## begin Supplied information
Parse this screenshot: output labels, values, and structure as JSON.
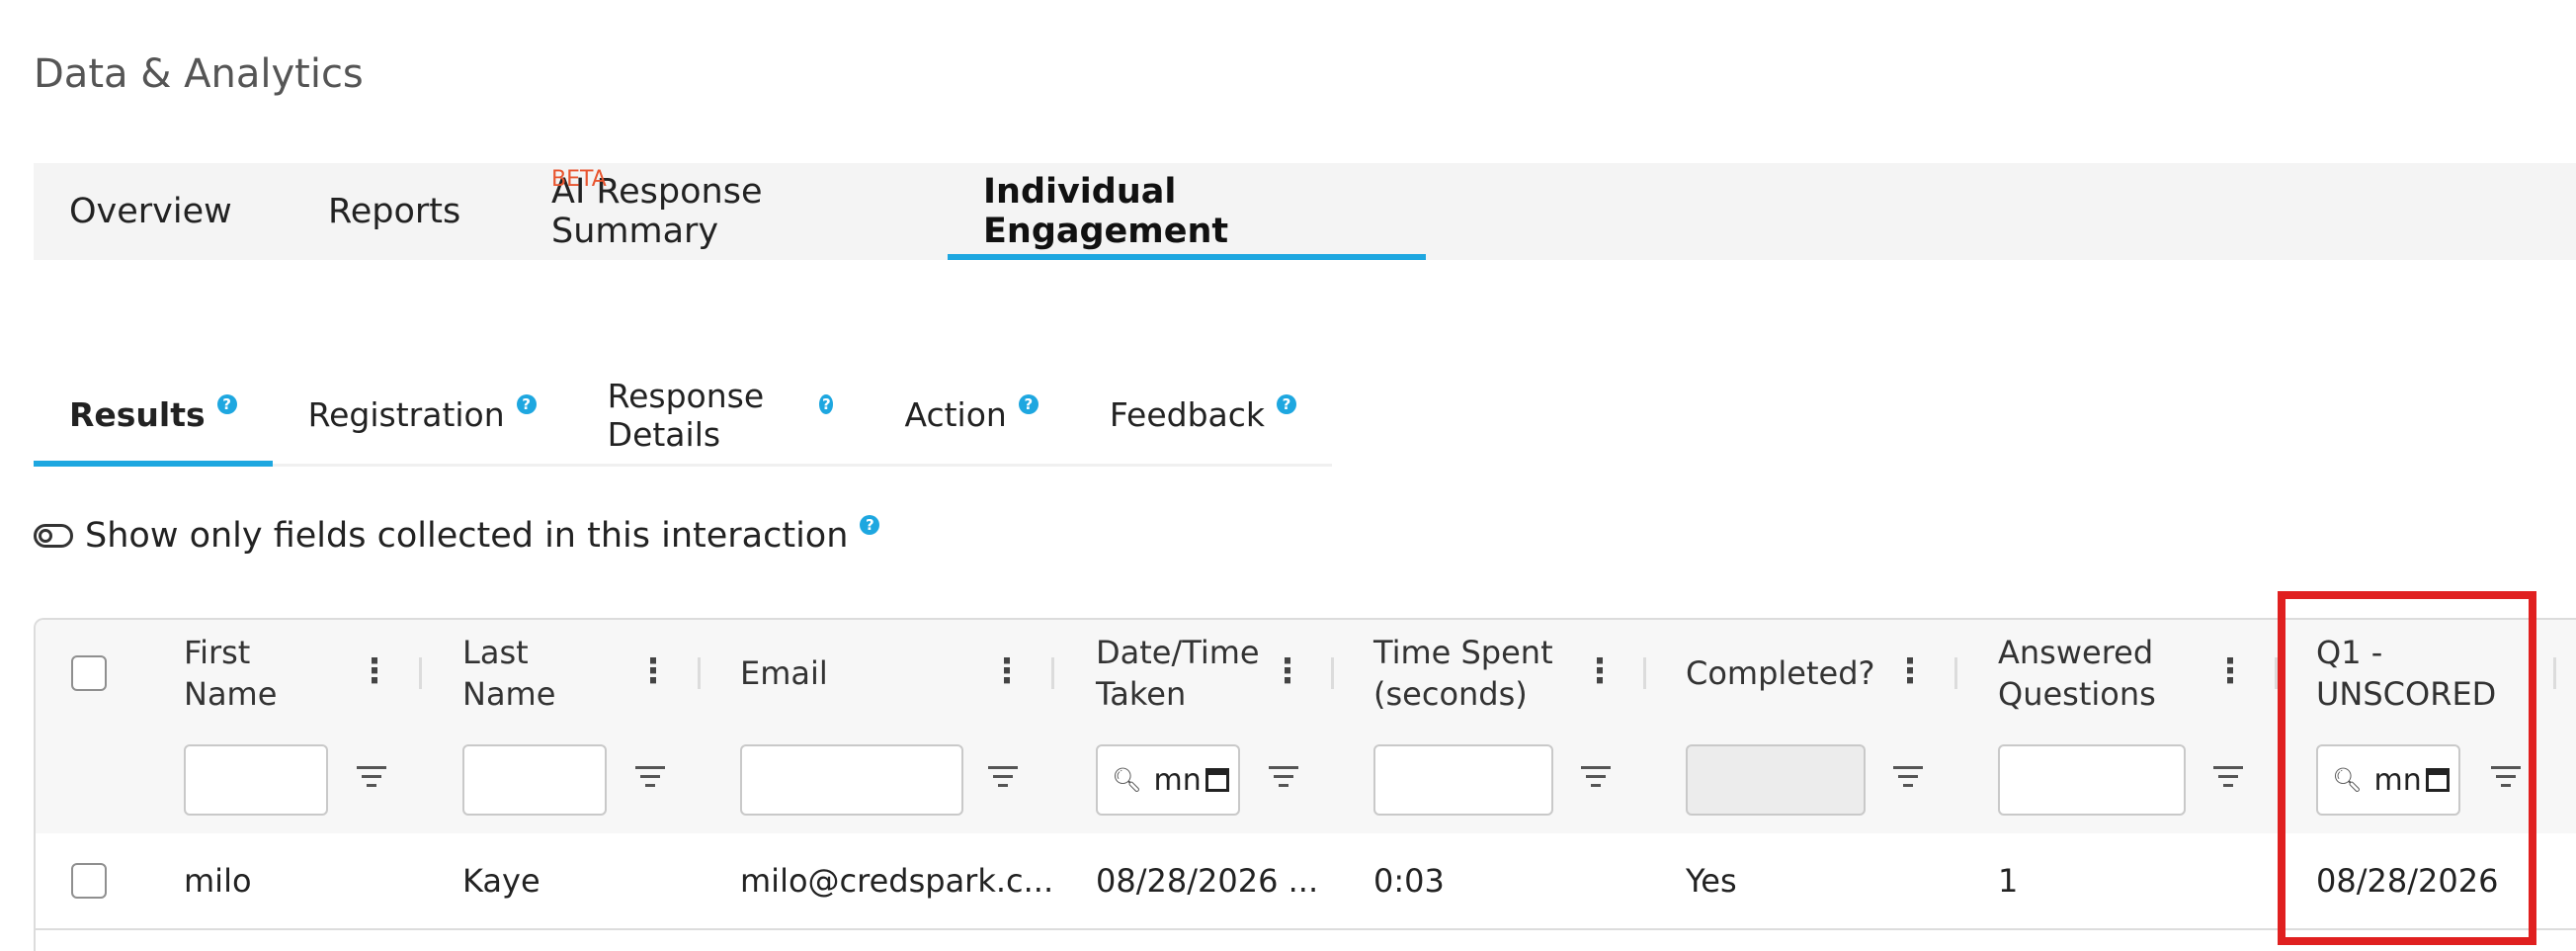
{
  "page": {
    "title": "Data & Analytics"
  },
  "top_tabs": [
    {
      "label": "Overview"
    },
    {
      "label": "Reports"
    },
    {
      "label": "AI Response Summary",
      "badge": "BETA"
    },
    {
      "label": "Individual Engagement",
      "active": true
    }
  ],
  "sub_tabs": [
    {
      "label": "Results",
      "active": true,
      "help": "?"
    },
    {
      "label": "Registration",
      "help": "?"
    },
    {
      "label": "Response Details",
      "help": "?"
    },
    {
      "label": "Action",
      "help": "?"
    },
    {
      "label": "Feedback",
      "help": "?"
    }
  ],
  "toggle": {
    "label": "Show only fields collected in this interaction",
    "help": "?"
  },
  "table": {
    "columns": [
      {
        "line1": "First",
        "line2": "Name"
      },
      {
        "line1": "Last",
        "line2": "Name"
      },
      {
        "line1": "Email",
        "line2": ""
      },
      {
        "line1": "Date/Time",
        "line2": "Taken"
      },
      {
        "line1": "Time Spent",
        "line2": "(seconds)"
      },
      {
        "line1": "Completed?",
        "line2": ""
      },
      {
        "line1": "Answered",
        "line2": "Questions"
      },
      {
        "line1": "Q1 -",
        "line2": "UNSCORED"
      }
    ],
    "date_filter_value": "mn",
    "rows": [
      {
        "first_name": "milo",
        "last_name": "Kaye",
        "email": "milo@credspark.c...",
        "date_taken": "08/28/2026 ...",
        "time_spent": "0:03",
        "completed": "Yes",
        "answered": "1",
        "q1": "08/28/2026"
      }
    ]
  },
  "icons": {
    "kebab": "⋮",
    "search": "🔍︎",
    "highlight_color": "#e02020",
    "accent_color": "#1ea7e0",
    "beta_color": "#e8552f"
  }
}
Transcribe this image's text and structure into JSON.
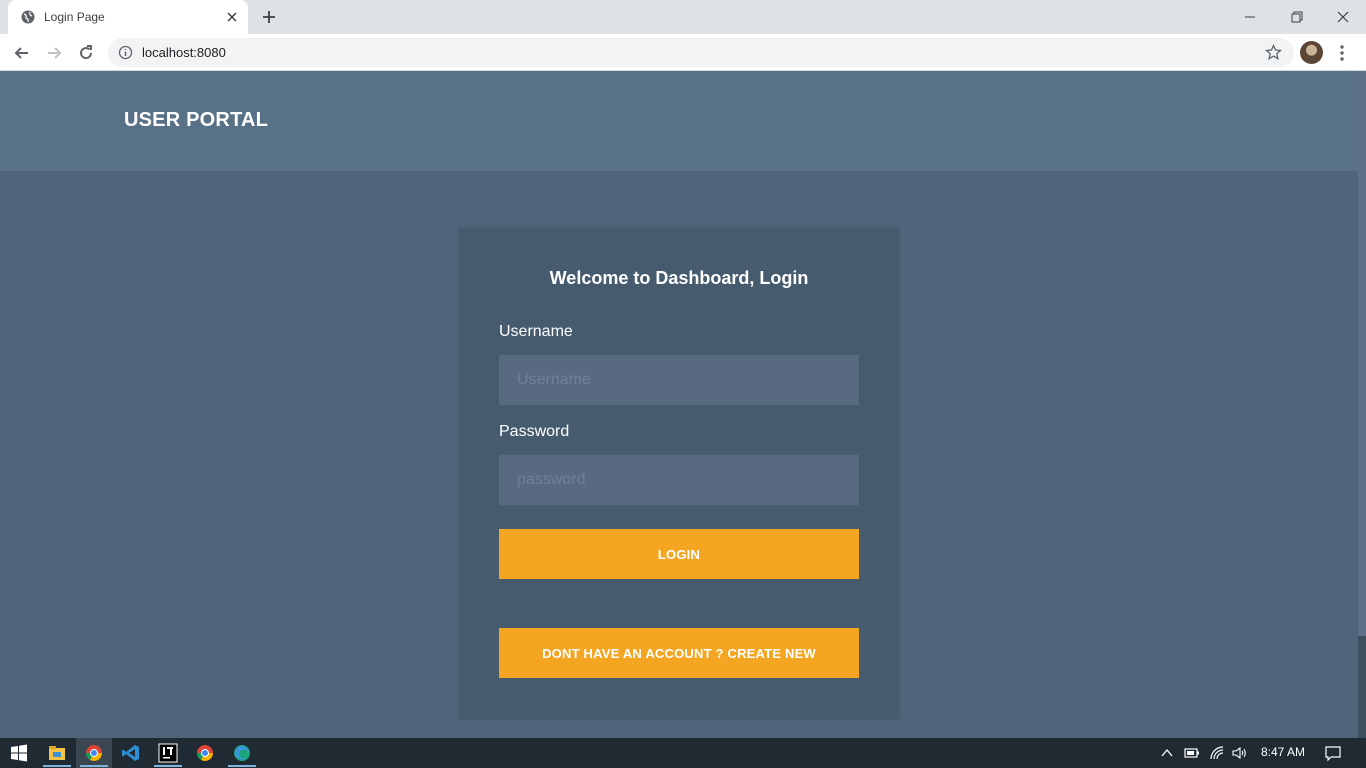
{
  "browser": {
    "tab_title": "Login Page",
    "url": "localhost:8080"
  },
  "header": {
    "brand": "USER PORTAL"
  },
  "login": {
    "title": "Welcome to Dashboard, Login",
    "username_label": "Username",
    "username_placeholder": "Username",
    "username_value": "",
    "password_label": "Password",
    "password_placeholder": "password",
    "password_value": "",
    "login_button": "LOGIN",
    "create_button": "DONT HAVE AN ACCOUNT ? CREATE NEW"
  },
  "colors": {
    "page_bg": "#50647a",
    "header_bg": "#587186",
    "card_bg": "#475b6f",
    "input_bg": "#586a80",
    "accent": "#f4a623"
  },
  "taskbar": {
    "apps": [
      "windows-start",
      "file-explorer",
      "chrome",
      "vscode",
      "intellij",
      "chrome-alt",
      "edge"
    ],
    "time": "8:47 AM"
  }
}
## end Supplied information
Instructions to follow
Quote the records in their entirety, keeping the wording exact and excluding pictures.

Solution to this exercise
Parse this screenshot: output labels, values, and structure as JSON.
{
  "page": {
    "title": "Data & Analytics"
  },
  "top_tabs": [
    {
      "label": "Overview"
    },
    {
      "label": "Reports"
    },
    {
      "label": "AI Response Summary",
      "badge": "BETA"
    },
    {
      "label": "Individual Engagement",
      "active": true
    }
  ],
  "sub_tabs": [
    {
      "label": "Results",
      "active": true,
      "help": "?"
    },
    {
      "label": "Registration",
      "help": "?"
    },
    {
      "label": "Response Details",
      "help": "?"
    },
    {
      "label": "Action",
      "help": "?"
    },
    {
      "label": "Feedback",
      "help": "?"
    }
  ],
  "toggle": {
    "label": "Show only fields collected in this interaction",
    "help": "?"
  },
  "table": {
    "columns": [
      {
        "line1": "First",
        "line2": "Name"
      },
      {
        "line1": "Last",
        "line2": "Name"
      },
      {
        "line1": "Email",
        "line2": ""
      },
      {
        "line1": "Date/Time",
        "line2": "Taken"
      },
      {
        "line1": "Time Spent",
        "line2": "(seconds)"
      },
      {
        "line1": "Completed?",
        "line2": ""
      },
      {
        "line1": "Answered",
        "line2": "Questions"
      },
      {
        "line1": "Q1 -",
        "line2": "UNSCORED"
      }
    ],
    "date_filter_value": "mn",
    "rows": [
      {
        "first_name": "milo",
        "last_name": "Kaye",
        "email": "milo@credspark.c...",
        "date_taken": "08/28/2026 ...",
        "time_spent": "0:03",
        "completed": "Yes",
        "answered": "1",
        "q1": "08/28/2026"
      }
    ]
  },
  "icons": {
    "kebab": "⋮",
    "search": "🔍︎",
    "highlight_color": "#e02020",
    "accent_color": "#1ea7e0",
    "beta_color": "#e8552f"
  }
}
Transcribe this image's text and structure into JSON.
{
  "browser": {
    "tab_title": "Login Page",
    "url": "localhost:8080"
  },
  "header": {
    "brand": "USER PORTAL"
  },
  "login": {
    "title": "Welcome to Dashboard, Login",
    "username_label": "Username",
    "username_placeholder": "Username",
    "username_value": "",
    "password_label": "Password",
    "password_placeholder": "password",
    "password_value": "",
    "login_button": "LOGIN",
    "create_button": "DONT HAVE AN ACCOUNT ? CREATE NEW"
  },
  "colors": {
    "page_bg": "#50647a",
    "header_bg": "#587186",
    "card_bg": "#475b6f",
    "input_bg": "#586a80",
    "accent": "#f4a623"
  },
  "taskbar": {
    "apps": [
      "windows-start",
      "file-explorer",
      "chrome",
      "vscode",
      "intellij",
      "chrome-alt",
      "edge"
    ],
    "time": "8:47 AM"
  }
}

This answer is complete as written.